== WORK TO DO ==
Set down each line of the data below exactly as it stands, dropping the pictures.

== MATERIAL SUPPLIED ==
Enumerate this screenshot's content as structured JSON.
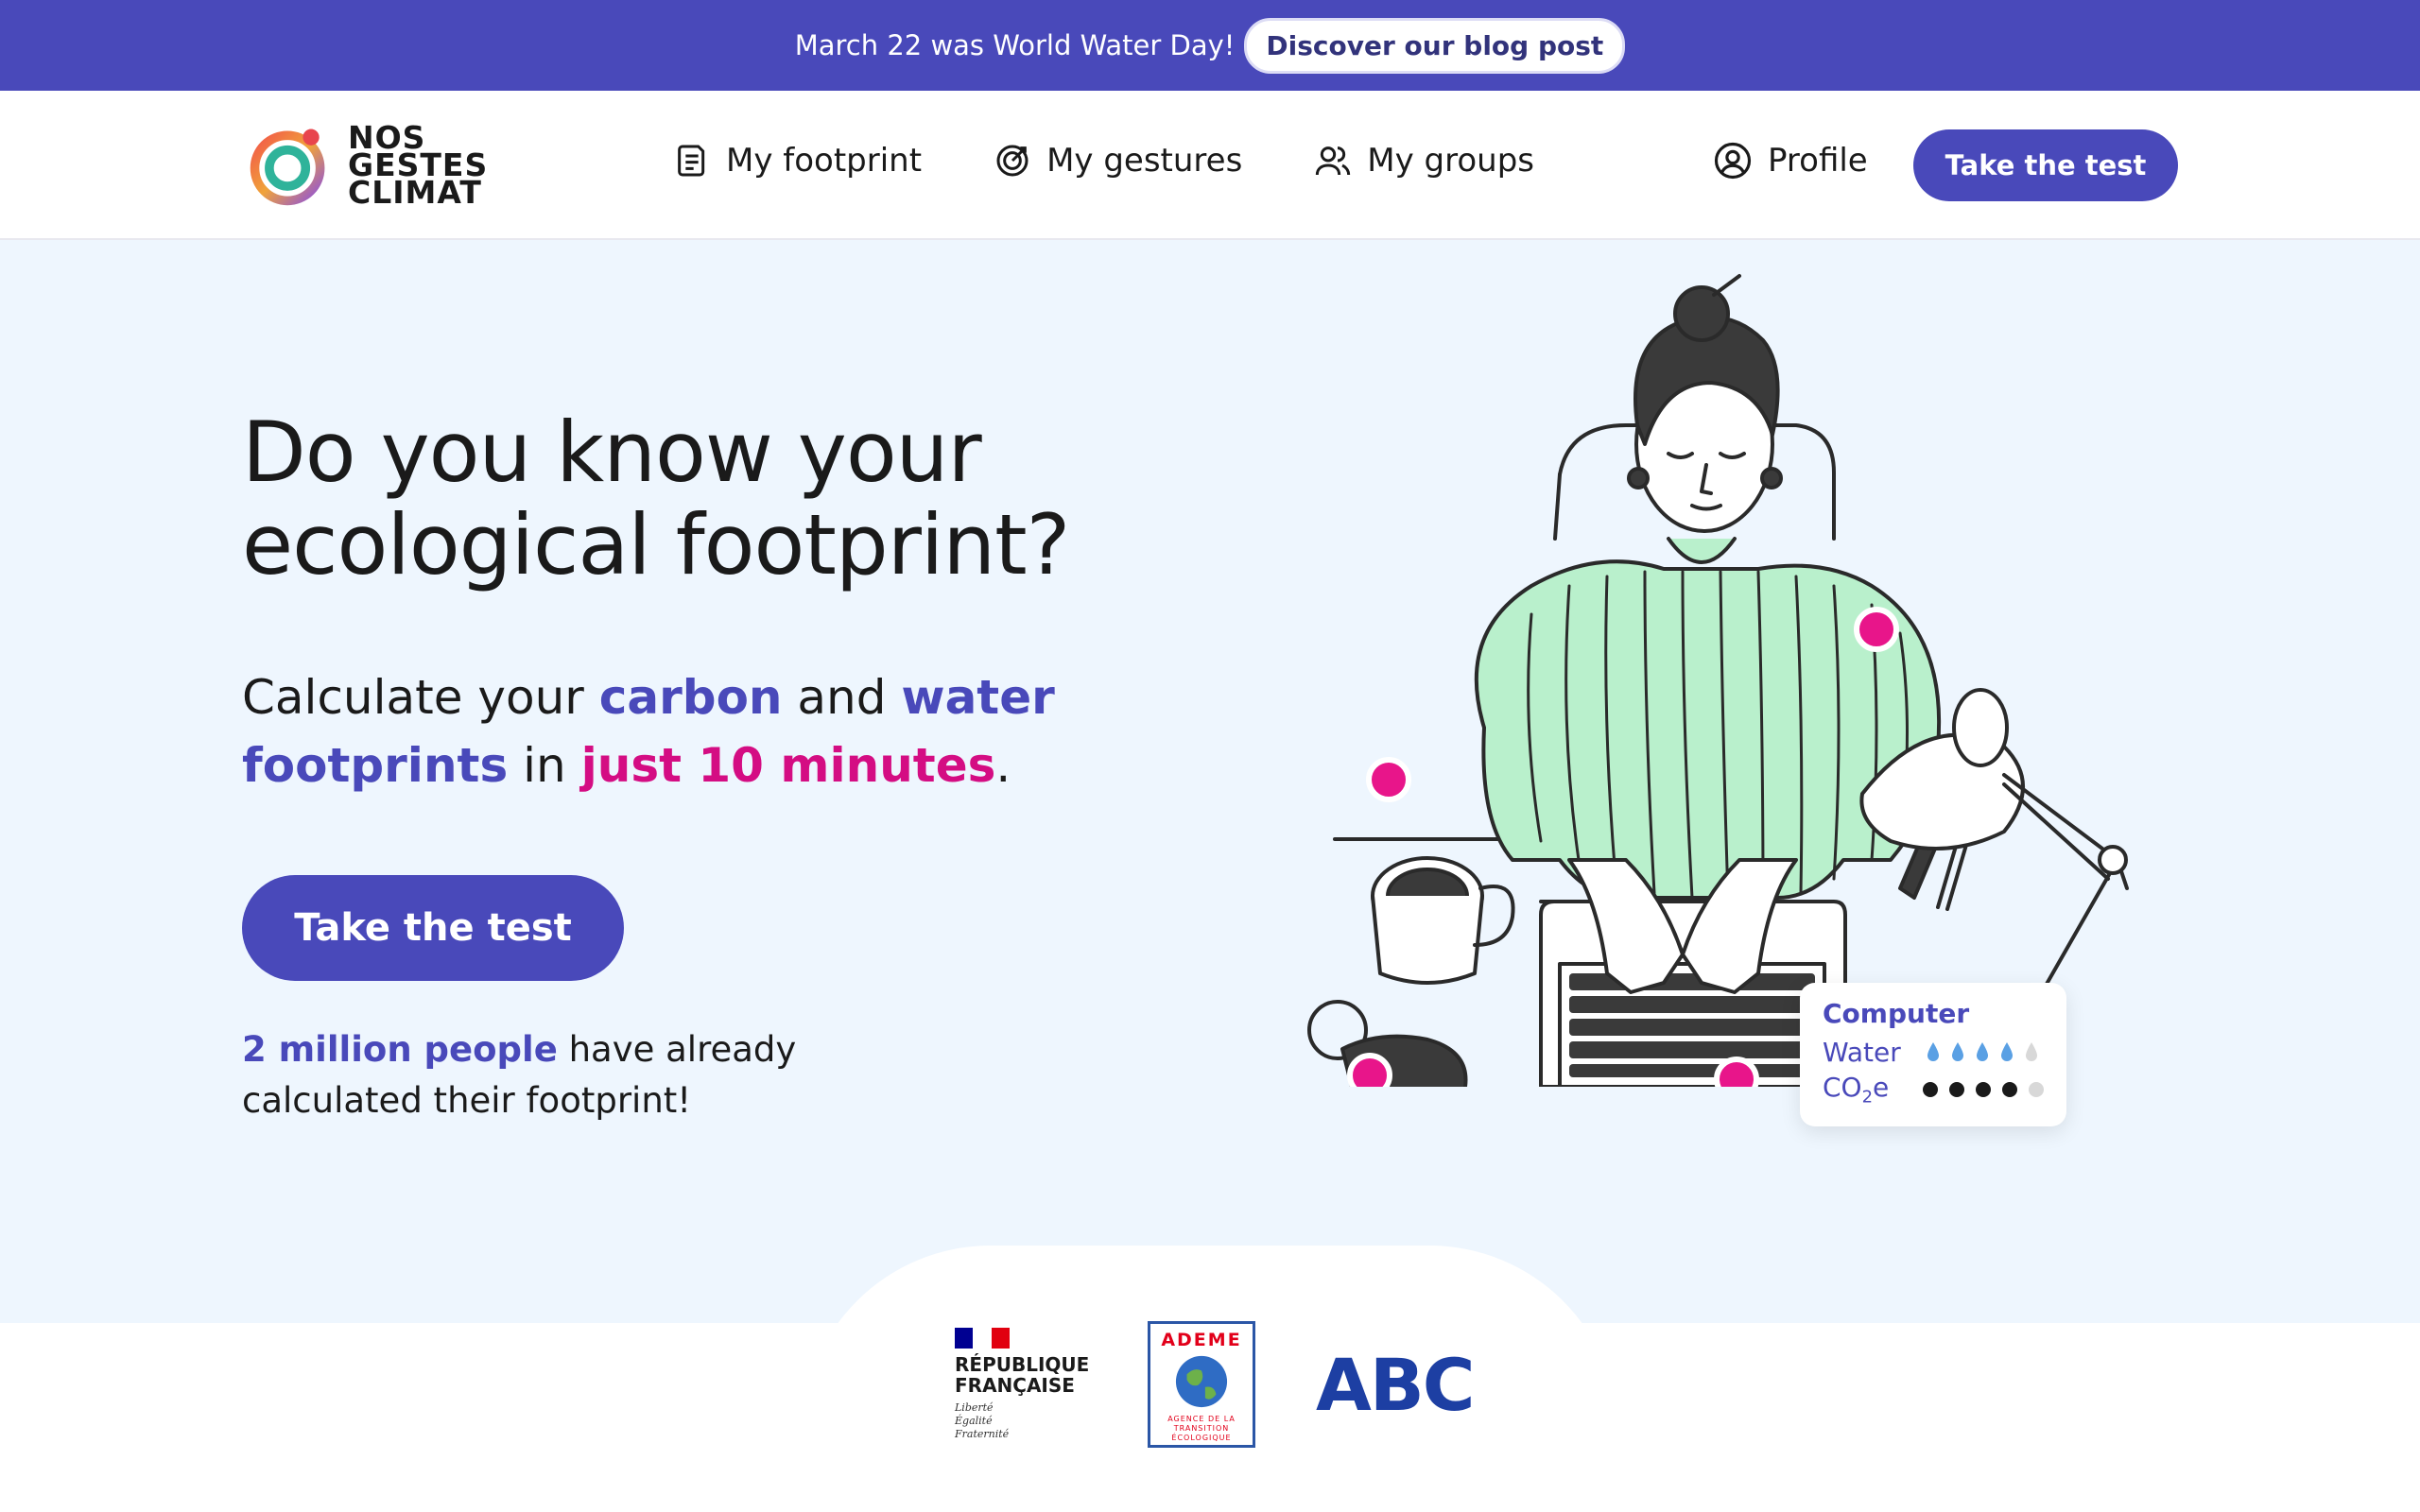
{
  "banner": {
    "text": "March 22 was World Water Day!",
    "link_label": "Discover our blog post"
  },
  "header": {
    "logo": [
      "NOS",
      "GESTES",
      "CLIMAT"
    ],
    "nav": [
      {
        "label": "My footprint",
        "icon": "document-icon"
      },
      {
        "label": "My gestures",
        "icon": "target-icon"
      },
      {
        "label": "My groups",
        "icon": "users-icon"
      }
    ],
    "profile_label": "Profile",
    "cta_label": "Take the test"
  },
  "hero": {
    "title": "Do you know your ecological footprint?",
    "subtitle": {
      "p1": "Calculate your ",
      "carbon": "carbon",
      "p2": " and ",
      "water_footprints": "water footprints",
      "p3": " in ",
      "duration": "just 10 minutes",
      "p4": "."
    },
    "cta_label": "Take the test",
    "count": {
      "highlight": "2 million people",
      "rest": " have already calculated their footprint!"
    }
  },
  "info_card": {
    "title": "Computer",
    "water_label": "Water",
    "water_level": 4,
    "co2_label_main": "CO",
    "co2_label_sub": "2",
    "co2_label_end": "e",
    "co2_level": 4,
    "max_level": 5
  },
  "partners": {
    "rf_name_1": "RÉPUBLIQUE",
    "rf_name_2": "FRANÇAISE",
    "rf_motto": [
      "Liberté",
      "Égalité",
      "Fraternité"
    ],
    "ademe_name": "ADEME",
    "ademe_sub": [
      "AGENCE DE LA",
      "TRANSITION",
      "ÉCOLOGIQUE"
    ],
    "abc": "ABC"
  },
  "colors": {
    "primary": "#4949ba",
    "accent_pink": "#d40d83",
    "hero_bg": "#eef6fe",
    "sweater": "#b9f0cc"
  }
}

== CORRECT ANSWER ==
Enumerate this screenshot's content as structured JSON.
{
  "banner": {
    "text": "March 22 was World Water Day!",
    "link_label": "Discover our blog post"
  },
  "header": {
    "logo": [
      "NOS",
      "GESTES",
      "CLIMAT"
    ],
    "nav": [
      {
        "label": "My footprint",
        "icon": "document-icon"
      },
      {
        "label": "My gestures",
        "icon": "target-icon"
      },
      {
        "label": "My groups",
        "icon": "users-icon"
      }
    ],
    "profile_label": "Profile",
    "cta_label": "Take the test"
  },
  "hero": {
    "title": "Do you know your ecological footprint?",
    "subtitle": {
      "p1": "Calculate your ",
      "carbon": "carbon",
      "p2": " and ",
      "water_footprints": "water footprints",
      "p3": " in ",
      "duration": "just 10 minutes",
      "p4": "."
    },
    "cta_label": "Take the test",
    "count": {
      "highlight": "2 million people",
      "rest": " have already calculated their footprint!"
    }
  },
  "info_card": {
    "title": "Computer",
    "water_label": "Water",
    "water_level": 4,
    "co2_label_main": "CO",
    "co2_label_sub": "2",
    "co2_label_end": "e",
    "co2_level": 4,
    "max_level": 5
  },
  "partners": {
    "rf_name_1": "RÉPUBLIQUE",
    "rf_name_2": "FRANÇAISE",
    "rf_motto": [
      "Liberté",
      "Égalité",
      "Fraternité"
    ],
    "ademe_name": "ADEME",
    "ademe_sub": [
      "AGENCE DE LA",
      "TRANSITION",
      "ÉCOLOGIQUE"
    ],
    "abc": "ABC"
  },
  "colors": {
    "primary": "#4949ba",
    "accent_pink": "#d40d83",
    "hero_bg": "#eef6fe",
    "sweater": "#b9f0cc"
  }
}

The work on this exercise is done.